_Stored records_
________________________

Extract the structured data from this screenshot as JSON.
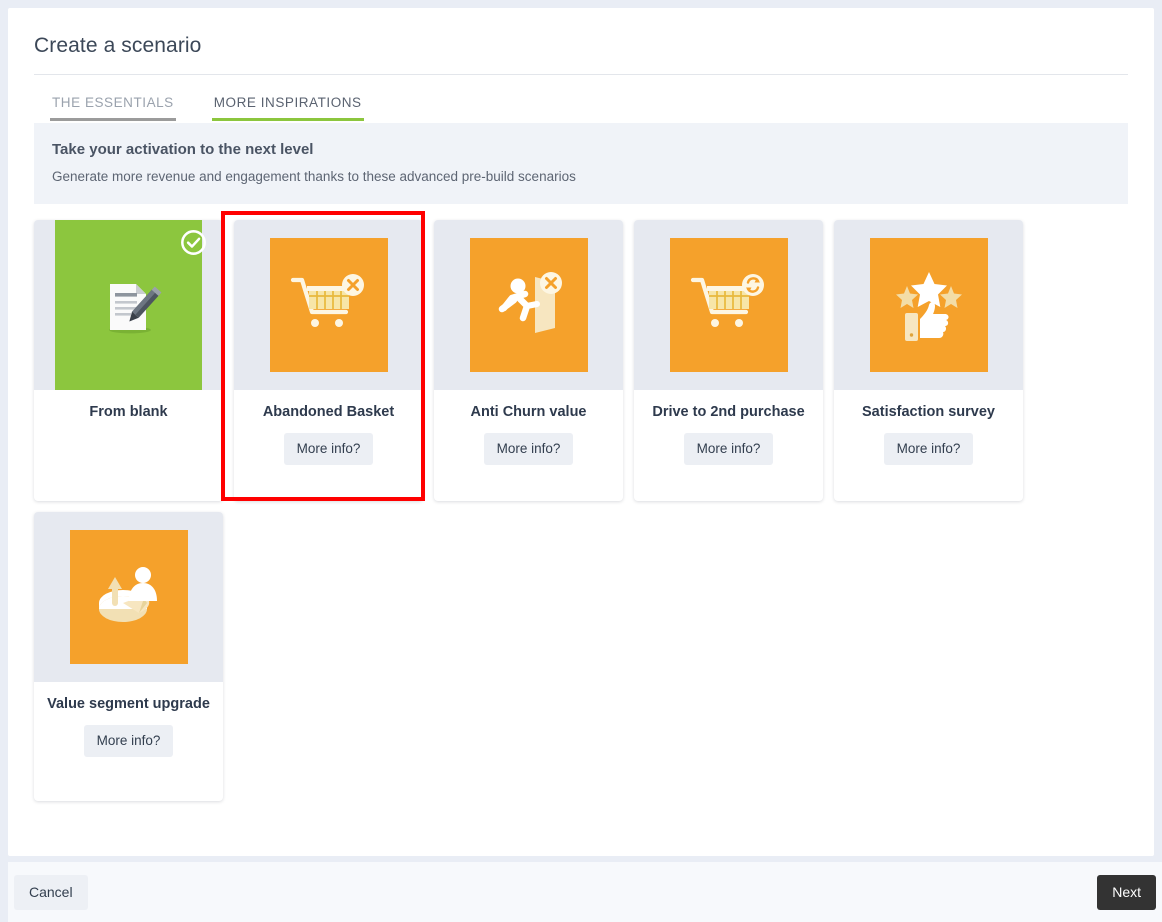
{
  "dialog": {
    "title": "Create a scenario"
  },
  "tabs": [
    {
      "label": "THE ESSENTIALS",
      "active": false
    },
    {
      "label": "MORE INSPIRATIONS",
      "active": true
    }
  ],
  "banner": {
    "title": "Take your activation to the next level",
    "subtitle": "Generate more revenue and engagement thanks to these advanced pre-build scenarios"
  },
  "cards": [
    {
      "title": "From blank",
      "icon": "document-pencil-icon",
      "thumb_color": "#8cc63e",
      "selected": true,
      "has_more_info": false,
      "more_info_label": "More info?"
    },
    {
      "title": "Abandoned Basket",
      "icon": "shopping-cart-x-icon",
      "thumb_color": "#f5a12b",
      "selected": false,
      "has_more_info": true,
      "more_info_label": "More info?",
      "highlighted": true
    },
    {
      "title": "Anti Churn value",
      "icon": "running-person-exit-x-icon",
      "thumb_color": "#f5a12b",
      "selected": false,
      "has_more_info": true,
      "more_info_label": "More info?"
    },
    {
      "title": "Drive to 2nd purchase",
      "icon": "shopping-cart-repeat-icon",
      "thumb_color": "#f5a12b",
      "selected": false,
      "has_more_info": true,
      "more_info_label": "More info?"
    },
    {
      "title": "Satisfaction survey",
      "icon": "thumbs-up-stars-icon",
      "thumb_color": "#f5a12b",
      "selected": false,
      "has_more_info": true,
      "more_info_label": "More info?"
    },
    {
      "title": "Value segment upgrade",
      "icon": "pie-chart-person-arrow-icon",
      "thumb_color": "#f5a12b",
      "selected": false,
      "has_more_info": true,
      "more_info_label": "More info?"
    }
  ],
  "footer": {
    "cancel_label": "Cancel",
    "next_label": "Next"
  },
  "colors": {
    "accent_green": "#8cc63e",
    "accent_orange": "#f5a12b",
    "thumb_bg": "#e6e9f0",
    "banner_bg": "#f0f3f8",
    "highlight_red": "#ff0000",
    "next_button": "#333333"
  }
}
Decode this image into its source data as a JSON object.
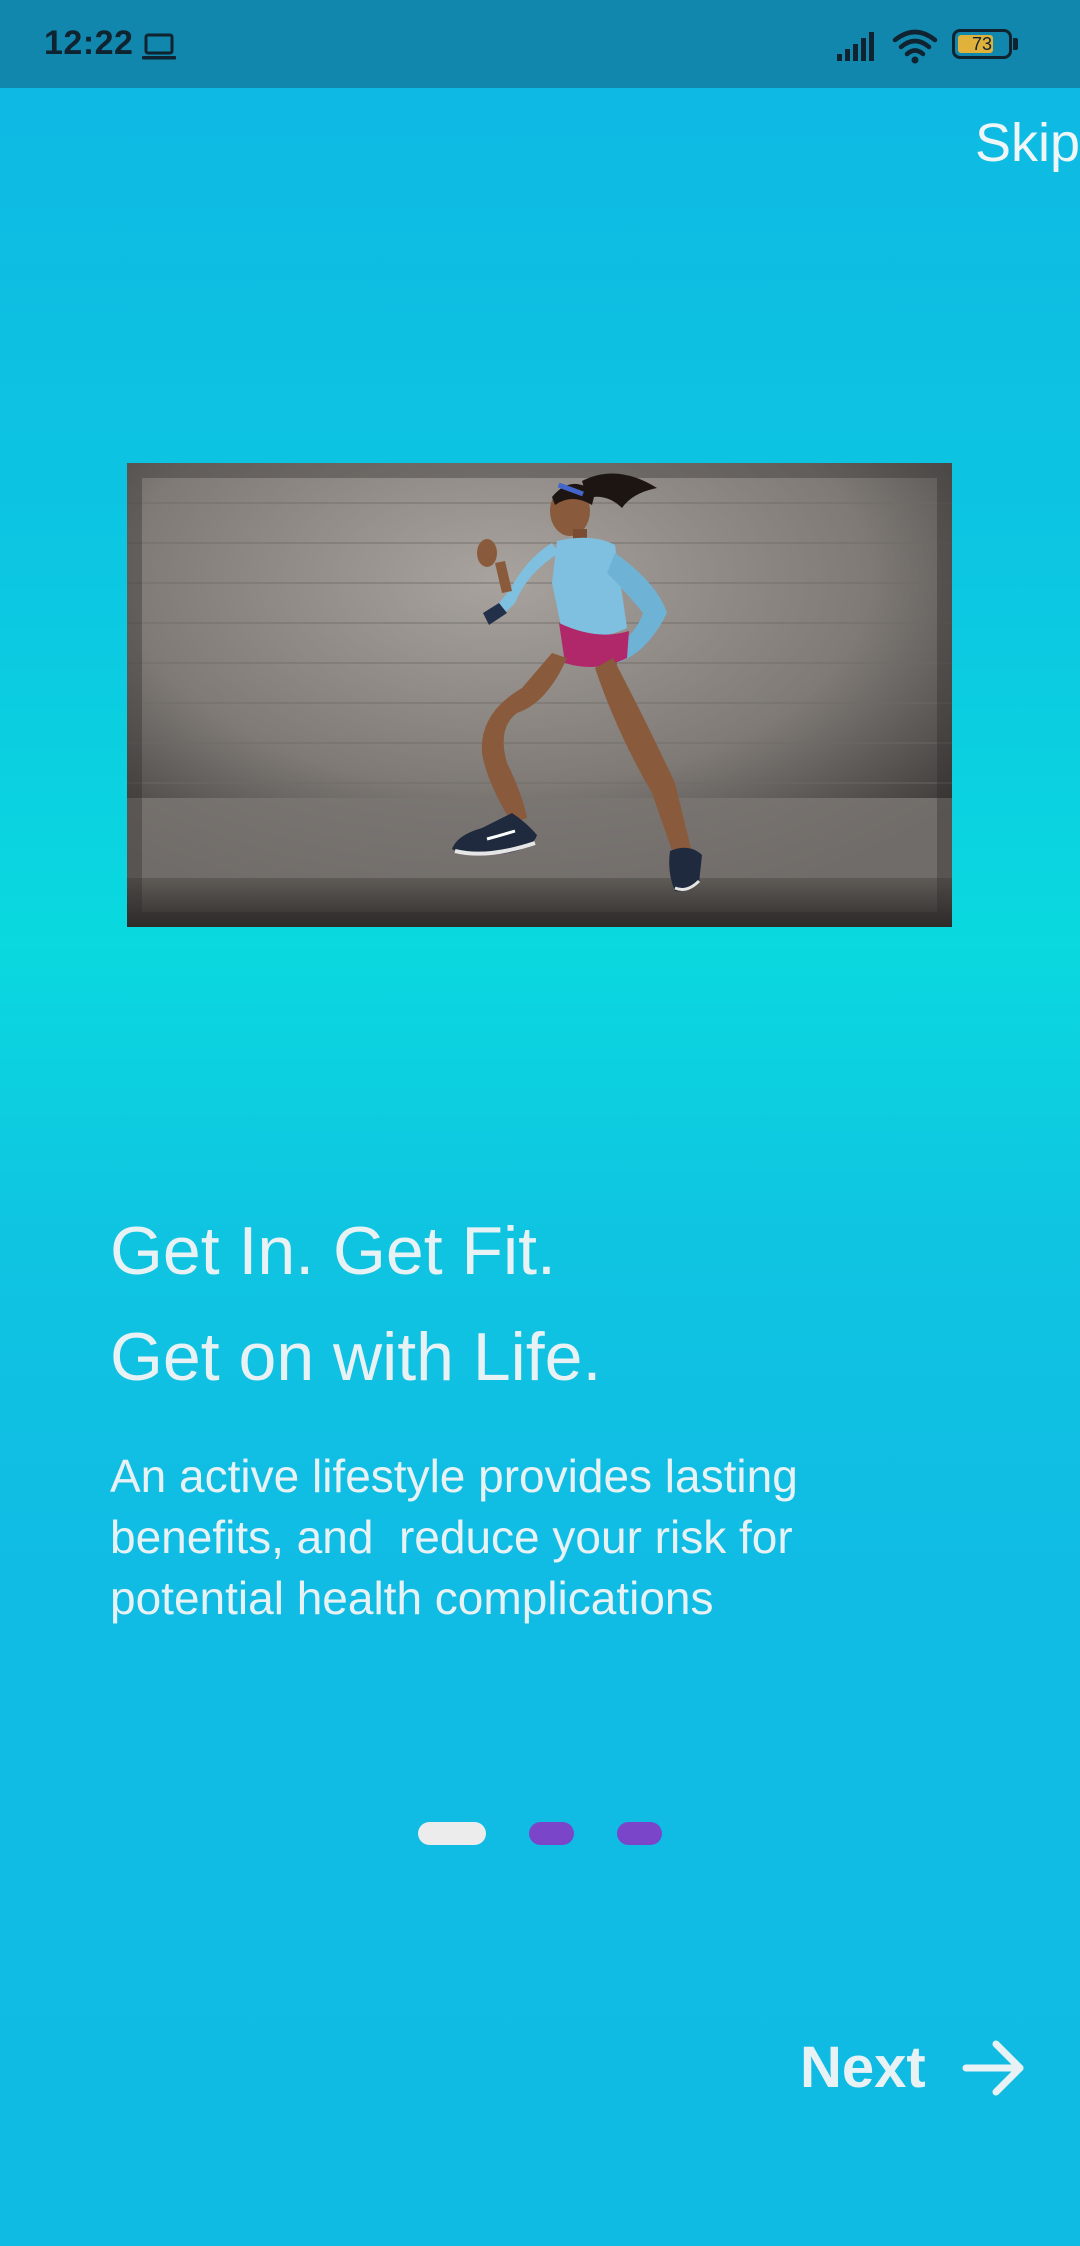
{
  "status_bar": {
    "time": "12:22",
    "battery_level": 73,
    "battery_text": "73"
  },
  "skip": {
    "label": "Skip"
  },
  "onboarding": {
    "headline_line1": "Get In. Get Fit.",
    "headline_line2": "Get on with Life.",
    "description": "An active lifestyle provides lasting benefits, and  reduce your risk for potential health complications"
  },
  "pager": {
    "total": 3,
    "active_index": 0,
    "active_color": "#ececec",
    "inactive_color": "#7b45c9"
  },
  "next": {
    "label": "Next"
  },
  "colors": {
    "status_bar": "#1187ad",
    "background_top": "#0fb7e3",
    "background_mid": "#0ad9df",
    "text": "#e8f2f4"
  }
}
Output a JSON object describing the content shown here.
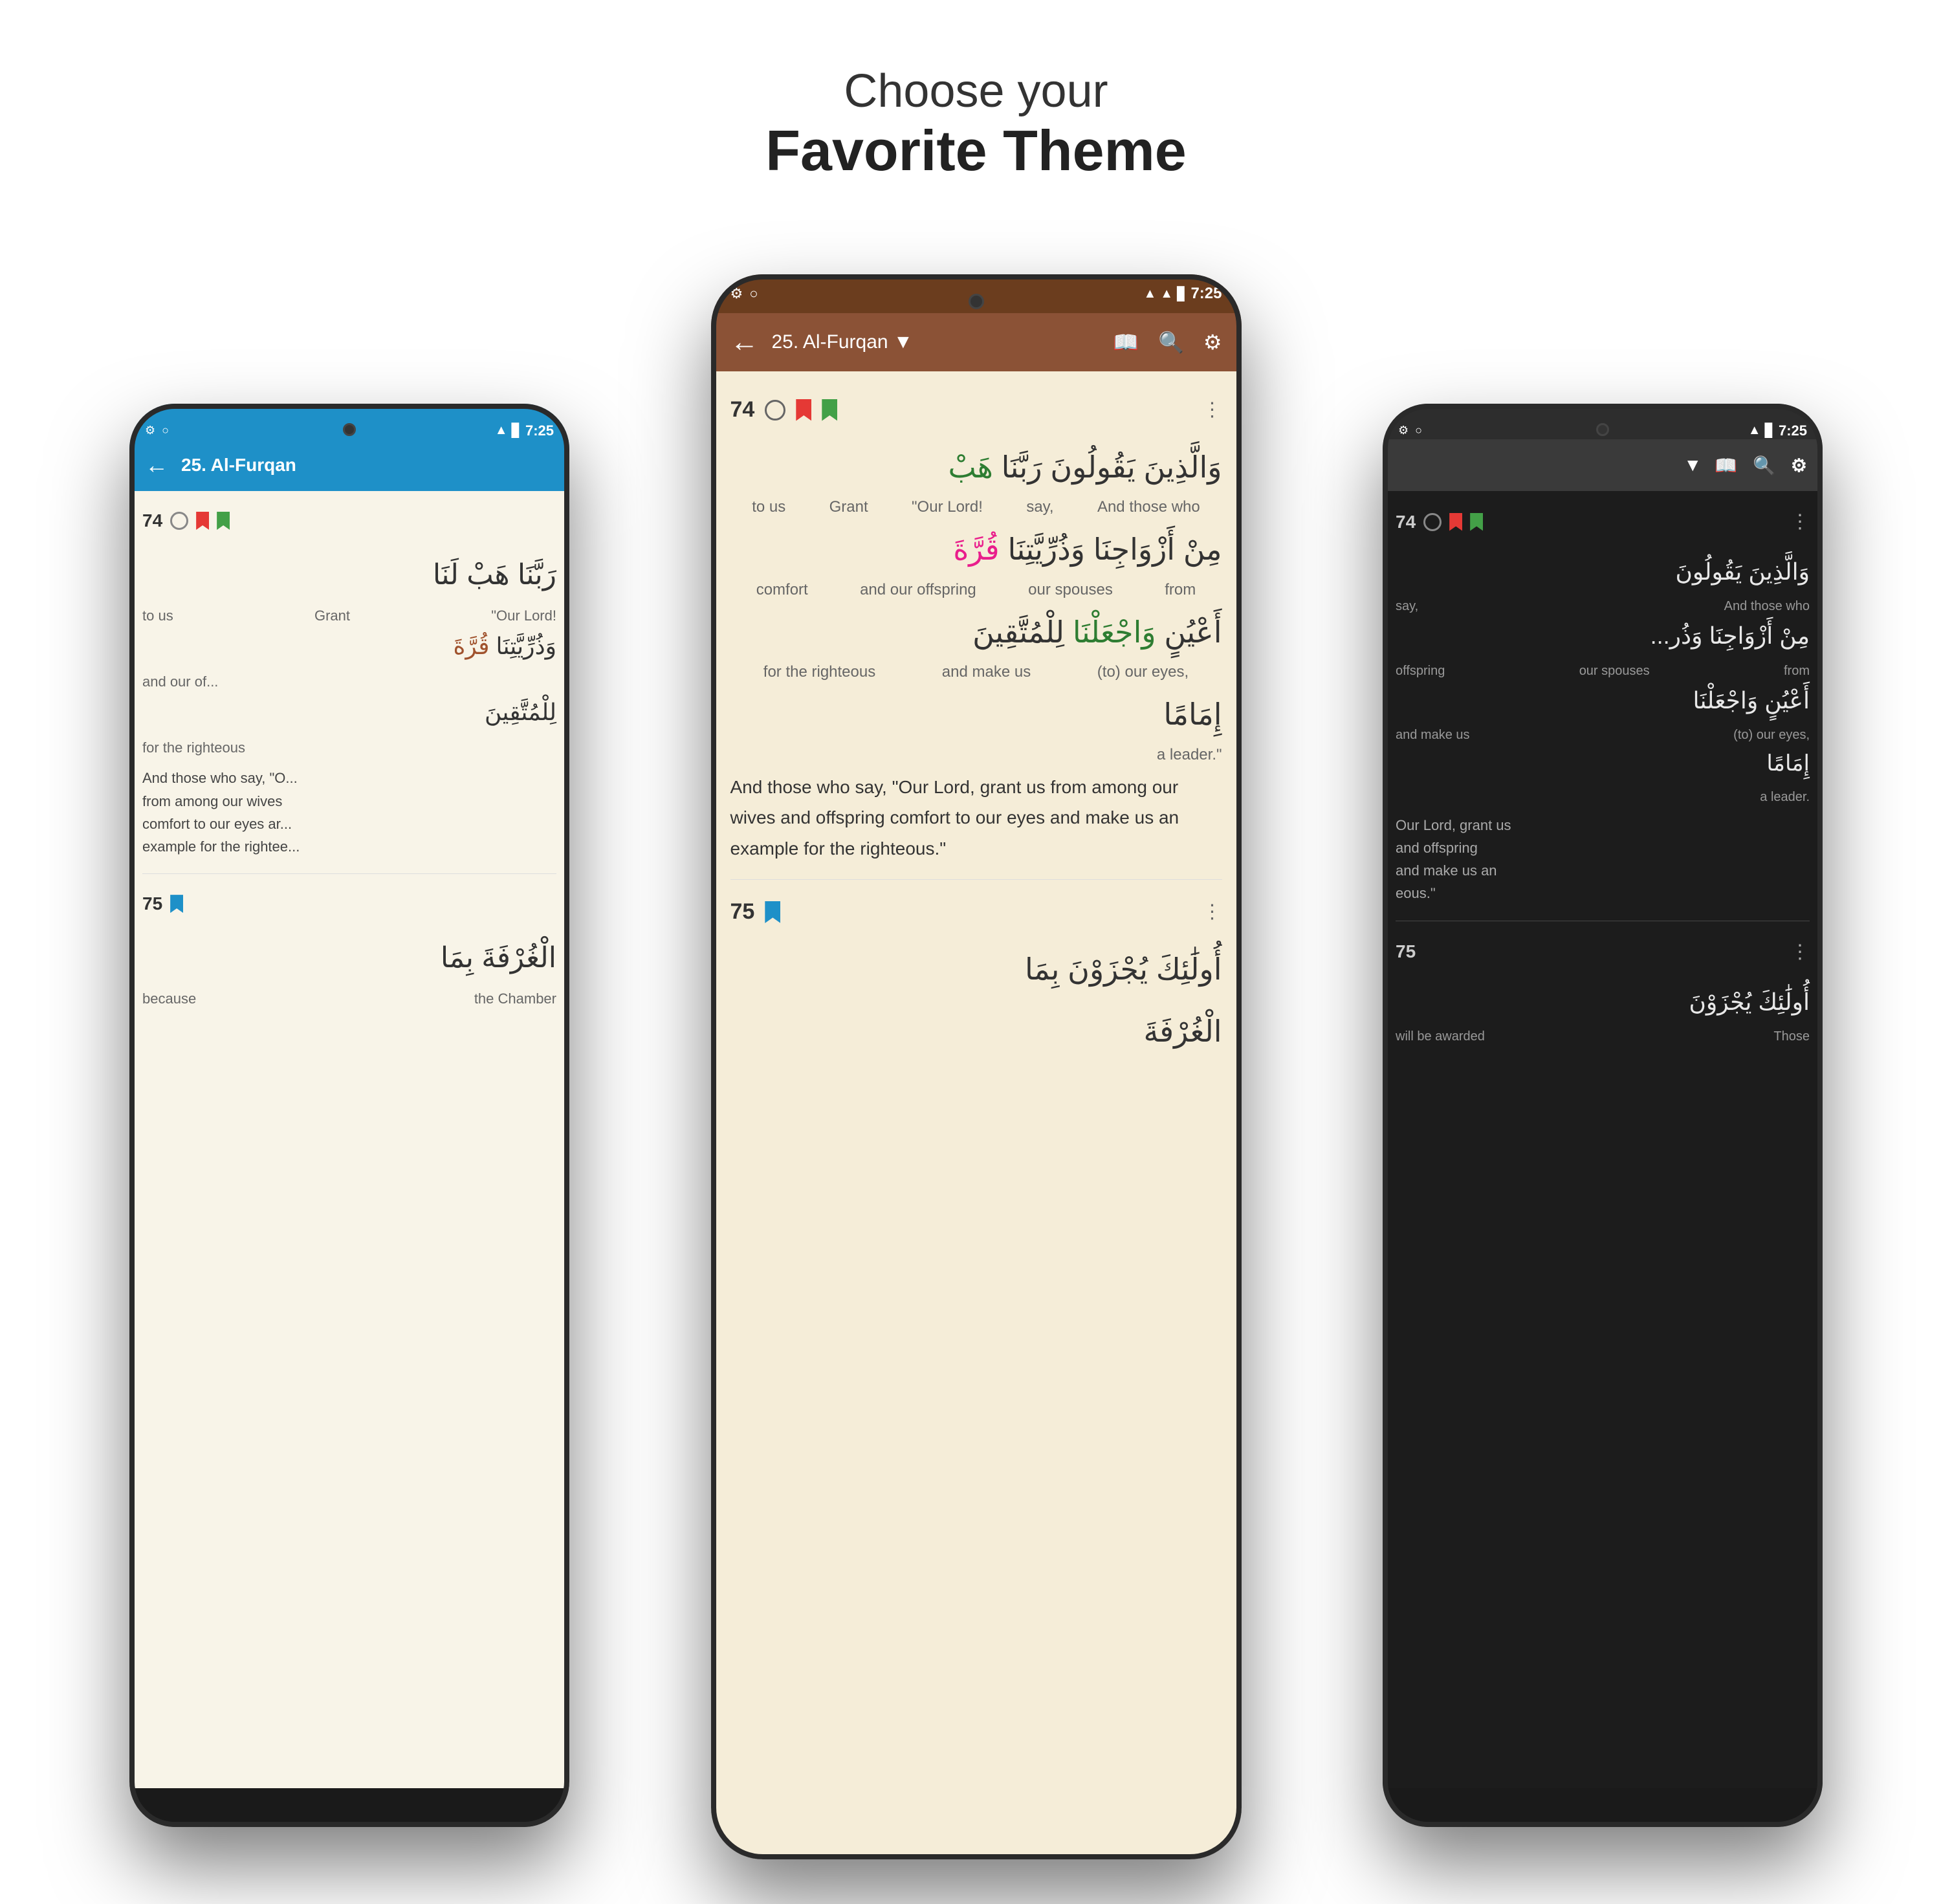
{
  "header": {
    "subtitle": "Choose your",
    "title": "Favorite Theme"
  },
  "phones": {
    "left": {
      "theme": "blue",
      "status_bar": {
        "icons_left": [
          "⚙",
          "○"
        ],
        "time": "7:25"
      },
      "toolbar": {
        "back": "←",
        "title": "25. Al-Furqan",
        "icons": []
      },
      "verse74": {
        "number": "74",
        "arabic_lines": [
          "رَبَّنَا هَبْ لَنَا",
          "to us  Grant  \"Our Lord!",
          "وَذُرِّيَّتِنَا",
          "and our off...",
          "لِلْمُتَّقِينَ",
          "for the righteous"
        ],
        "translation": "And those who say, \"O... from among our wives comfort to our eyes ar... example for the rightee..."
      },
      "verse75": {
        "number": "75",
        "arabic": "الْغُرْفَةَ بِمَا",
        "trans_words": [
          "because",
          "the Chamber"
        ]
      }
    },
    "center": {
      "theme": "brown",
      "status_bar": {
        "icons_left": [
          "⚙",
          "○"
        ],
        "signal": "▲",
        "battery": "▊",
        "time": "7:25"
      },
      "toolbar": {
        "back": "←",
        "title": "25. Al-Furqan ▼",
        "icon_book": "📖",
        "icon_search": "🔍",
        "icon_settings": "⚙"
      },
      "verse74": {
        "number": "74",
        "arabic_line1": "وَالَّذِينَ يَقُولُونَ رَبَّنَا هَبْ",
        "trans_line1": "to us  Grant  \"Our Lord!  say,  And those who",
        "arabic_line2": "مِنْ أَزْوَاجِنَا وَذُرِّيَّتِنَا قُرَّةَ",
        "trans_line2": "comfort  and our offspring  our spouses  from",
        "arabic_line3": "أَعْيُنٍ وَاجْعَلْنَا لِلْمُتَّقِينَ",
        "trans_line3": "for the righteous  and make us  (to) our eyes,",
        "arabic_line4": "إِمَامًا",
        "trans_line4": "a leader.\"",
        "full_translation": "And those who say, \"Our Lord, grant us from among our wives and offspring comfort to our eyes and make us an example for the righteous.\""
      },
      "verse75": {
        "number": "75",
        "arabic_line1": "أُولَٰئِكَ يُجْزَوْنَ بِمَا",
        "arabic_line2": "الْغُرْفَةَ"
      }
    },
    "right": {
      "theme": "dark",
      "status_bar": {
        "signal": "▲",
        "battery": "▊",
        "time": "7:25"
      },
      "toolbar": {
        "title_dropdown": "▼",
        "icon_book": "📖",
        "icon_search": "🔍",
        "icon_settings": "⚙"
      },
      "verse74": {
        "number": "74",
        "arabic_line1": "وَالَّذِينَ يَقُولُونَ",
        "trans1": "say,  And those who",
        "arabic_line2": "مِنْ أَزْوَاجِنَا وَذُر",
        "trans2": "offspring  our spouses  from",
        "arabic_line3": "أَعْيُنٍ وَاجْعَلْنَا",
        "trans3": "and make us  (to) our eyes,",
        "arabic_line4": "إِمَامًا",
        "trans4": "a leader.",
        "translation": "Our Lord, grant us and offspring and make us an eous.\""
      },
      "verse75": {
        "number": "75",
        "arabic_line1": "أُولَٰئِكَ يُجْزَوْنَ",
        "trans1": "will be awarded  Those"
      }
    }
  }
}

________________________

_To be done_
Copy out each line of the material that holds the word "cart".

_Exercise output_
      "icon": "shopping-cart-x-icon",
      "icon": "shopping-cart-repeat-icon",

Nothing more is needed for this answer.